** TASK PROMPT **
Transcribe each line of the material as it is, and drop any picture.

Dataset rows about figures

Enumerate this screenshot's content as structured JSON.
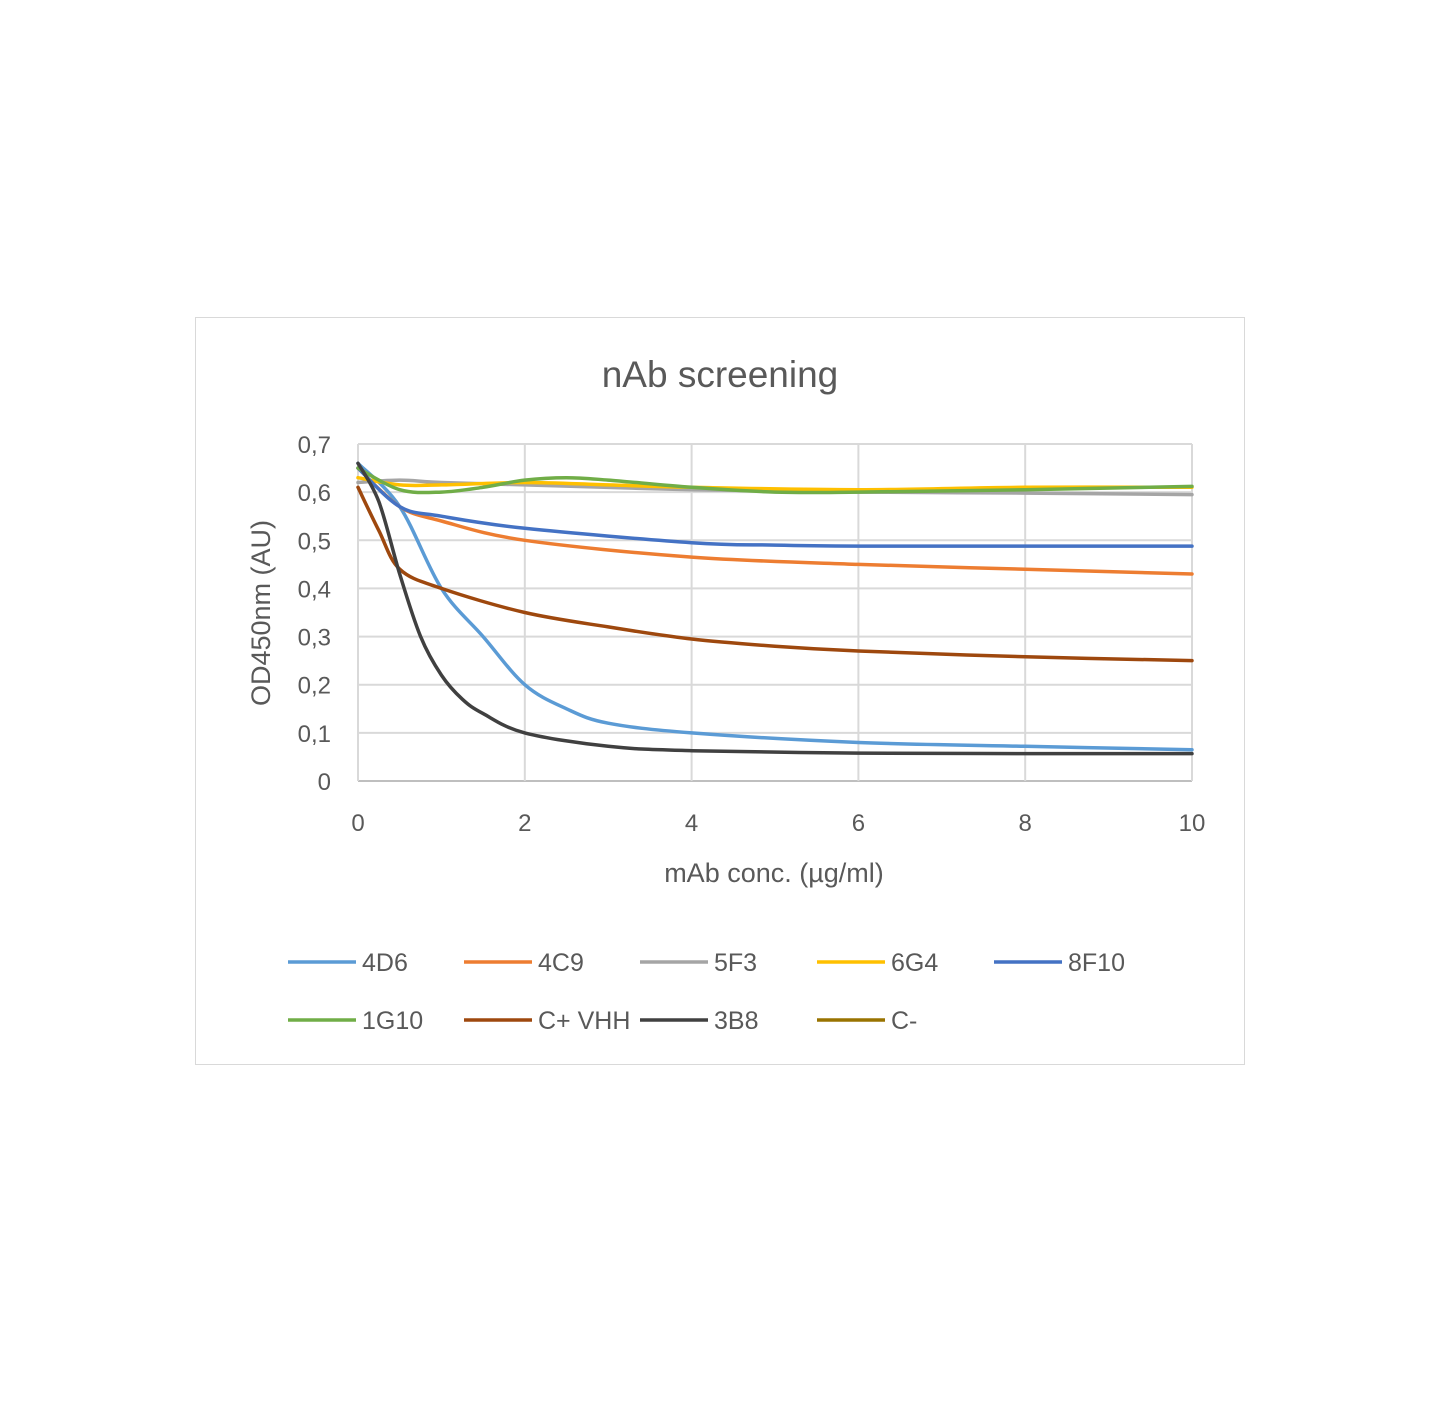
{
  "chart_data": {
    "type": "line",
    "title": "nAb screening",
    "xlabel": "mAb conc. (µg/ml)",
    "ylabel": "OD450nm (AU)",
    "xlim": [
      0,
      10
    ],
    "ylim": [
      0,
      0.7
    ],
    "x_ticks": [
      "0",
      "2",
      "4",
      "6",
      "8",
      "10"
    ],
    "y_ticks": [
      "0",
      "0,1",
      "0,2",
      "0,3",
      "0,4",
      "0,5",
      "0,6",
      "0,7"
    ],
    "grid": true,
    "legend_position": "bottom",
    "series": [
      {
        "name": "4D6",
        "color": "#5B9BD5",
        "x": [
          0,
          0.5,
          1,
          1.5,
          2,
          2.5,
          3,
          4,
          6,
          8,
          10
        ],
        "y": [
          0.66,
          0.57,
          0.4,
          0.3,
          0.2,
          0.15,
          0.12,
          0.1,
          0.08,
          0.072,
          0.065
        ]
      },
      {
        "name": "4C9",
        "color": "#ED7D31",
        "x": [
          0,
          0.5,
          1,
          2,
          4,
          6,
          8,
          10
        ],
        "y": [
          0.65,
          0.57,
          0.54,
          0.5,
          0.465,
          0.45,
          0.44,
          0.43
        ]
      },
      {
        "name": "5F3",
        "color": "#A5A5A5",
        "x": [
          0,
          0.5,
          1,
          2,
          4,
          6,
          8,
          10
        ],
        "y": [
          0.62,
          0.625,
          0.62,
          0.615,
          0.605,
          0.6,
          0.598,
          0.595
        ]
      },
      {
        "name": "6G4",
        "color": "#FFC000",
        "x": [
          0,
          0.5,
          1,
          2,
          3,
          4,
          6,
          8,
          10
        ],
        "y": [
          0.63,
          0.615,
          0.615,
          0.62,
          0.615,
          0.61,
          0.605,
          0.61,
          0.61
        ]
      },
      {
        "name": "8F10",
        "color": "#4472C4",
        "x": [
          0,
          0.5,
          1,
          2,
          4,
          5,
          6,
          8,
          10
        ],
        "y": [
          0.65,
          0.57,
          0.55,
          0.525,
          0.495,
          0.49,
          0.488,
          0.488,
          0.488
        ]
      },
      {
        "name": "1G10",
        "color": "#70AD47",
        "x": [
          0,
          0.5,
          1,
          1.5,
          2,
          2.5,
          3,
          4,
          5,
          6,
          8,
          10
        ],
        "y": [
          0.65,
          0.605,
          0.6,
          0.61,
          0.625,
          0.63,
          0.625,
          0.61,
          0.6,
          0.6,
          0.605,
          0.612
        ]
      },
      {
        "name": "C+ VHH",
        "color": "#9E480E",
        "x": [
          0,
          0.25,
          0.5,
          1,
          2,
          3,
          4,
          5,
          6,
          8,
          10
        ],
        "y": [
          0.61,
          0.52,
          0.44,
          0.4,
          0.35,
          0.32,
          0.295,
          0.28,
          0.27,
          0.258,
          0.25
        ]
      },
      {
        "name": "3B8",
        "color": "#404040",
        "x": [
          0,
          0.25,
          0.5,
          0.75,
          1,
          1.25,
          1.5,
          2,
          3,
          4,
          6,
          8,
          10
        ],
        "y": [
          0.66,
          0.58,
          0.43,
          0.3,
          0.22,
          0.17,
          0.14,
          0.1,
          0.072,
          0.063,
          0.058,
          0.057,
          0.057
        ]
      },
      {
        "name": "C-",
        "color": "#997300",
        "x": [],
        "y": []
      }
    ]
  }
}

** FINISHED ANSWER **
Enumerate this screenshot's content as structured JSON.
{
  "chart_data": {
    "type": "line",
    "title": "nAb screening",
    "xlabel": "mAb conc. (µg/ml)",
    "ylabel": "OD450nm (AU)",
    "xlim": [
      0,
      10
    ],
    "ylim": [
      0,
      0.7
    ],
    "x_ticks": [
      "0",
      "2",
      "4",
      "6",
      "8",
      "10"
    ],
    "y_ticks": [
      "0",
      "0,1",
      "0,2",
      "0,3",
      "0,4",
      "0,5",
      "0,6",
      "0,7"
    ],
    "grid": true,
    "legend_position": "bottom",
    "series": [
      {
        "name": "4D6",
        "color": "#5B9BD5",
        "x": [
          0,
          0.5,
          1,
          1.5,
          2,
          2.5,
          3,
          4,
          6,
          8,
          10
        ],
        "y": [
          0.66,
          0.57,
          0.4,
          0.3,
          0.2,
          0.15,
          0.12,
          0.1,
          0.08,
          0.072,
          0.065
        ]
      },
      {
        "name": "4C9",
        "color": "#ED7D31",
        "x": [
          0,
          0.5,
          1,
          2,
          4,
          6,
          8,
          10
        ],
        "y": [
          0.65,
          0.57,
          0.54,
          0.5,
          0.465,
          0.45,
          0.44,
          0.43
        ]
      },
      {
        "name": "5F3",
        "color": "#A5A5A5",
        "x": [
          0,
          0.5,
          1,
          2,
          4,
          6,
          8,
          10
        ],
        "y": [
          0.62,
          0.625,
          0.62,
          0.615,
          0.605,
          0.6,
          0.598,
          0.595
        ]
      },
      {
        "name": "6G4",
        "color": "#FFC000",
        "x": [
          0,
          0.5,
          1,
          2,
          3,
          4,
          6,
          8,
          10
        ],
        "y": [
          0.63,
          0.615,
          0.615,
          0.62,
          0.615,
          0.61,
          0.605,
          0.61,
          0.61
        ]
      },
      {
        "name": "8F10",
        "color": "#4472C4",
        "x": [
          0,
          0.5,
          1,
          2,
          4,
          5,
          6,
          8,
          10
        ],
        "y": [
          0.65,
          0.57,
          0.55,
          0.525,
          0.495,
          0.49,
          0.488,
          0.488,
          0.488
        ]
      },
      {
        "name": "1G10",
        "color": "#70AD47",
        "x": [
          0,
          0.5,
          1,
          1.5,
          2,
          2.5,
          3,
          4,
          5,
          6,
          8,
          10
        ],
        "y": [
          0.65,
          0.605,
          0.6,
          0.61,
          0.625,
          0.63,
          0.625,
          0.61,
          0.6,
          0.6,
          0.605,
          0.612
        ]
      },
      {
        "name": "C+ VHH",
        "color": "#9E480E",
        "x": [
          0,
          0.25,
          0.5,
          1,
          2,
          3,
          4,
          5,
          6,
          8,
          10
        ],
        "y": [
          0.61,
          0.52,
          0.44,
          0.4,
          0.35,
          0.32,
          0.295,
          0.28,
          0.27,
          0.258,
          0.25
        ]
      },
      {
        "name": "3B8",
        "color": "#404040",
        "x": [
          0,
          0.25,
          0.5,
          0.75,
          1,
          1.25,
          1.5,
          2,
          3,
          4,
          6,
          8,
          10
        ],
        "y": [
          0.66,
          0.58,
          0.43,
          0.3,
          0.22,
          0.17,
          0.14,
          0.1,
          0.072,
          0.063,
          0.058,
          0.057,
          0.057
        ]
      },
      {
        "name": "C-",
        "color": "#997300",
        "x": [],
        "y": []
      }
    ]
  }
}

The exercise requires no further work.